◆ **Task input**:

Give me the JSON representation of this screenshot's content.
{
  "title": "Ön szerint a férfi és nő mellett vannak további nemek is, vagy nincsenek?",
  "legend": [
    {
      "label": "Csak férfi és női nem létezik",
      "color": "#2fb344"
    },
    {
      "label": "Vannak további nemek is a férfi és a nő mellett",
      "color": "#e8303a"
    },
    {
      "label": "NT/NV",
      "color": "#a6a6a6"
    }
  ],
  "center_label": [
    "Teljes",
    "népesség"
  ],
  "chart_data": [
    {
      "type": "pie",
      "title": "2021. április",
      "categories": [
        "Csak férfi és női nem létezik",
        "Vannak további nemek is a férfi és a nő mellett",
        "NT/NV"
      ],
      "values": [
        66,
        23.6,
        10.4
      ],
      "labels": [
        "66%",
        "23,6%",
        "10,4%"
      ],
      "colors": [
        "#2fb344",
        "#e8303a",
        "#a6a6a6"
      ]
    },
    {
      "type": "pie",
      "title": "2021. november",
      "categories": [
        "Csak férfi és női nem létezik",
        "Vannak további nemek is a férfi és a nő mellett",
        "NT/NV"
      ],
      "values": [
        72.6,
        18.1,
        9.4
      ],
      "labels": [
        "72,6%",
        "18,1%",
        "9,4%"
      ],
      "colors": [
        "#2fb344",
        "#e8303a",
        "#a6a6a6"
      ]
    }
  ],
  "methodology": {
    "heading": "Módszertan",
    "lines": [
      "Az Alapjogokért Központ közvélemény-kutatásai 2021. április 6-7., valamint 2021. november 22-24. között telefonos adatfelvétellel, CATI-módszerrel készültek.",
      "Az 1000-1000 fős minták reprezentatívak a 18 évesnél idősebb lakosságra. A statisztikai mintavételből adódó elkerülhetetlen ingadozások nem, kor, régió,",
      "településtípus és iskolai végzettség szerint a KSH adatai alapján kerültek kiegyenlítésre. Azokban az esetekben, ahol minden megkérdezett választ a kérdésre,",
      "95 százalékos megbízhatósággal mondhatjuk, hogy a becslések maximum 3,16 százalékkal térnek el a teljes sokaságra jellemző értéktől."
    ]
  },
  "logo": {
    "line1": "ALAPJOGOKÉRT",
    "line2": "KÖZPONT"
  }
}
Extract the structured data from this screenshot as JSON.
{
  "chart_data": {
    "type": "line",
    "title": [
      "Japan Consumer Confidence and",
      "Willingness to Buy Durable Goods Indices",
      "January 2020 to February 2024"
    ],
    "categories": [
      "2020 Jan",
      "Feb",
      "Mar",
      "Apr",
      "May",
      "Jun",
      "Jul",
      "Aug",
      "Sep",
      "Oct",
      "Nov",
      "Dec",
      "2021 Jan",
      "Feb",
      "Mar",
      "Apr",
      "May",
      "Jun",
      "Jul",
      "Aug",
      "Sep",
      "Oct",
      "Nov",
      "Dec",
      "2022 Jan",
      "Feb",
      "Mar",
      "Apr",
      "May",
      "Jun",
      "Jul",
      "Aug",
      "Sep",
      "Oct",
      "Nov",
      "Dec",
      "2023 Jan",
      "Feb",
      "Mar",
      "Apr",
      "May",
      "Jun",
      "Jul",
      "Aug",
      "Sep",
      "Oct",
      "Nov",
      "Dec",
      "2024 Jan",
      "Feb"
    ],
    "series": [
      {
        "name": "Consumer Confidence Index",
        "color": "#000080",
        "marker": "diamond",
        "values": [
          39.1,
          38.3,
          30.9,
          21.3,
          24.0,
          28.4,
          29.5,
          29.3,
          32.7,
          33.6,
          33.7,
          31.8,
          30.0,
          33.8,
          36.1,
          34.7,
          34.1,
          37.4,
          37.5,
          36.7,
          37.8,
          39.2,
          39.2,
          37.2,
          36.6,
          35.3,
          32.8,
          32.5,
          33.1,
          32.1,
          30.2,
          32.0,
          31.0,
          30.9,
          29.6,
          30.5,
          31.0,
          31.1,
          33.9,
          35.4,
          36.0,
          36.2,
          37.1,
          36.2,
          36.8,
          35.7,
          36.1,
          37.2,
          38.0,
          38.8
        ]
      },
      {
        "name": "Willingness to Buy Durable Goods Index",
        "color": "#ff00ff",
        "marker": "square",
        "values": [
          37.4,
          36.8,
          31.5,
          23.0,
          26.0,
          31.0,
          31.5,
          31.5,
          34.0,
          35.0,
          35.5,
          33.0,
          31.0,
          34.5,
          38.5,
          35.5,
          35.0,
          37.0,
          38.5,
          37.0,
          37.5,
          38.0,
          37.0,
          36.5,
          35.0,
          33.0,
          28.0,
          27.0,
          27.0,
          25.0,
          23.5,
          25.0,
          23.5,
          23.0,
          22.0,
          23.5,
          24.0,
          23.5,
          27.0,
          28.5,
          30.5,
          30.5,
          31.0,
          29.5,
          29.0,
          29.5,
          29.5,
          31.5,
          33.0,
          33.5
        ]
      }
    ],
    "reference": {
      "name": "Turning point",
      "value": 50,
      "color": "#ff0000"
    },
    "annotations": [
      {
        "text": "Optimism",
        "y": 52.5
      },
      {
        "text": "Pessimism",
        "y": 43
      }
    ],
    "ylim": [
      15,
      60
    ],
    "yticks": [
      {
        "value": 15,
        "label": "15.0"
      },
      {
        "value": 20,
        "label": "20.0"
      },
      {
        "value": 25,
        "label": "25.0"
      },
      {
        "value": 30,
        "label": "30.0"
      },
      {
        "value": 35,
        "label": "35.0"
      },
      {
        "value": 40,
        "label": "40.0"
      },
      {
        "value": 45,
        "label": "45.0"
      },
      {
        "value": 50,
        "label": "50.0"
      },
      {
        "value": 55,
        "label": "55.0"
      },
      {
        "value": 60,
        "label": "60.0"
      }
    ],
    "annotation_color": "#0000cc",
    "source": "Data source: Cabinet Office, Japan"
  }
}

◆ **Instruction**: Type the material above out again, exactly.

◆ **Solution for this problem**:
Give me the JSON representation of this screenshot's content.
{
  "title": "Ön szerint a férfi és nő mellett vannak további nemek is, vagy nincsenek?",
  "legend": [
    {
      "label": "Csak férfi és női nem létezik",
      "color": "#2fb344"
    },
    {
      "label": "Vannak további nemek is a férfi és a nő mellett",
      "color": "#e8303a"
    },
    {
      "label": "NT/NV",
      "color": "#a6a6a6"
    }
  ],
  "center_label": [
    "Teljes",
    "népesség"
  ],
  "chart_data": [
    {
      "type": "pie",
      "title": "2021. április",
      "categories": [
        "Csak férfi és női nem létezik",
        "Vannak további nemek is a férfi és a nő mellett",
        "NT/NV"
      ],
      "values": [
        66,
        23.6,
        10.4
      ],
      "labels": [
        "66%",
        "23,6%",
        "10,4%"
      ],
      "colors": [
        "#2fb344",
        "#e8303a",
        "#a6a6a6"
      ]
    },
    {
      "type": "pie",
      "title": "2021. november",
      "categories": [
        "Csak férfi és női nem létezik",
        "Vannak további nemek is a férfi és a nő mellett",
        "NT/NV"
      ],
      "values": [
        72.6,
        18.1,
        9.4
      ],
      "labels": [
        "72,6%",
        "18,1%",
        "9,4%"
      ],
      "colors": [
        "#2fb344",
        "#e8303a",
        "#a6a6a6"
      ]
    }
  ],
  "methodology": {
    "heading": "Módszertan",
    "lines": [
      "Az Alapjogokért Központ közvélemény-kutatásai 2021. április 6-7., valamint 2021. november 22-24. között telefonos adatfelvétellel, CATI-módszerrel készültek.",
      "Az 1000-1000 fős minták reprezentatívak a 18 évesnél idősebb lakosságra. A statisztikai mintavételből adódó elkerülhetetlen ingadozások nem, kor, régió,",
      "településtípus és iskolai végzettség szerint a KSH adatai alapján kerültek kiegyenlítésre. Azokban az esetekben, ahol minden megkérdezett választ a kérdésre,",
      "95 százalékos megbízhatósággal mondhatjuk, hogy a becslések maximum 3,16 százalékkal térnek el a teljes sokaságra jellemző értéktől."
    ]
  },
  "logo": {
    "line1": "ALAPJOGOKÉRT",
    "line2": "KÖZPONT"
  }
}
Extract the structured data from this screenshot as JSON.
{
  "chart_data": {
    "type": "line",
    "title": [
      "Japan Consumer Confidence and",
      "Willingness to Buy Durable Goods Indices",
      "January 2020 to February 2024"
    ],
    "categories": [
      "2020 Jan",
      "Feb",
      "Mar",
      "Apr",
      "May",
      "Jun",
      "Jul",
      "Aug",
      "Sep",
      "Oct",
      "Nov",
      "Dec",
      "2021 Jan",
      "Feb",
      "Mar",
      "Apr",
      "May",
      "Jun",
      "Jul",
      "Aug",
      "Sep",
      "Oct",
      "Nov",
      "Dec",
      "2022 Jan",
      "Feb",
      "Mar",
      "Apr",
      "May",
      "Jun",
      "Jul",
      "Aug",
      "Sep",
      "Oct",
      "Nov",
      "Dec",
      "2023 Jan",
      "Feb",
      "Mar",
      "Apr",
      "May",
      "Jun",
      "Jul",
      "Aug",
      "Sep",
      "Oct",
      "Nov",
      "Dec",
      "2024 Jan",
      "Feb"
    ],
    "series": [
      {
        "name": "Consumer Confidence Index",
        "color": "#000080",
        "marker": "diamond",
        "values": [
          39.1,
          38.3,
          30.9,
          21.3,
          24.0,
          28.4,
          29.5,
          29.3,
          32.7,
          33.6,
          33.7,
          31.8,
          30.0,
          33.8,
          36.1,
          34.7,
          34.1,
          37.4,
          37.5,
          36.7,
          37.8,
          39.2,
          39.2,
          37.2,
          36.6,
          35.3,
          32.8,
          32.5,
          33.1,
          32.1,
          30.2,
          32.0,
          31.0,
          30.9,
          29.6,
          30.5,
          31.0,
          31.1,
          33.9,
          35.4,
          36.0,
          36.2,
          37.1,
          36.2,
          36.8,
          35.7,
          36.1,
          37.2,
          38.0,
          38.8
        ]
      },
      {
        "name": "Willingness to Buy Durable Goods Index",
        "color": "#ff00ff",
        "marker": "square",
        "values": [
          37.4,
          36.8,
          31.5,
          23.0,
          26.0,
          31.0,
          31.5,
          31.5,
          34.0,
          35.0,
          35.5,
          33.0,
          31.0,
          34.5,
          38.5,
          35.5,
          35.0,
          37.0,
          38.5,
          37.0,
          37.5,
          38.0,
          37.0,
          36.5,
          35.0,
          33.0,
          28.0,
          27.0,
          27.0,
          25.0,
          23.5,
          25.0,
          23.5,
          23.0,
          22.0,
          23.5,
          24.0,
          23.5,
          27.0,
          28.5,
          30.5,
          30.5,
          31.0,
          29.5,
          29.0,
          29.5,
          29.5,
          31.5,
          33.0,
          33.5
        ]
      }
    ],
    "reference": {
      "name": "Turning point",
      "value": 50,
      "color": "#ff0000"
    },
    "annotations": [
      {
        "text": "Optimism",
        "y": 52.5
      },
      {
        "text": "Pessimism",
        "y": 43
      }
    ],
    "ylim": [
      15,
      60
    ],
    "yticks": [
      {
        "value": 15,
        "label": "15.0"
      },
      {
        "value": 20,
        "label": "20.0"
      },
      {
        "value": 25,
        "label": "25.0"
      },
      {
        "value": 30,
        "label": "30.0"
      },
      {
        "value": 35,
        "label": "35.0"
      },
      {
        "value": 40,
        "label": "40.0"
      },
      {
        "value": 45,
        "label": "45.0"
      },
      {
        "value": 50,
        "label": "50.0"
      },
      {
        "value": 55,
        "label": "55.0"
      },
      {
        "value": 60,
        "label": "60.0"
      }
    ],
    "annotation_color": "#0000cc",
    "source": "Data source: Cabinet Office, Japan"
  }
}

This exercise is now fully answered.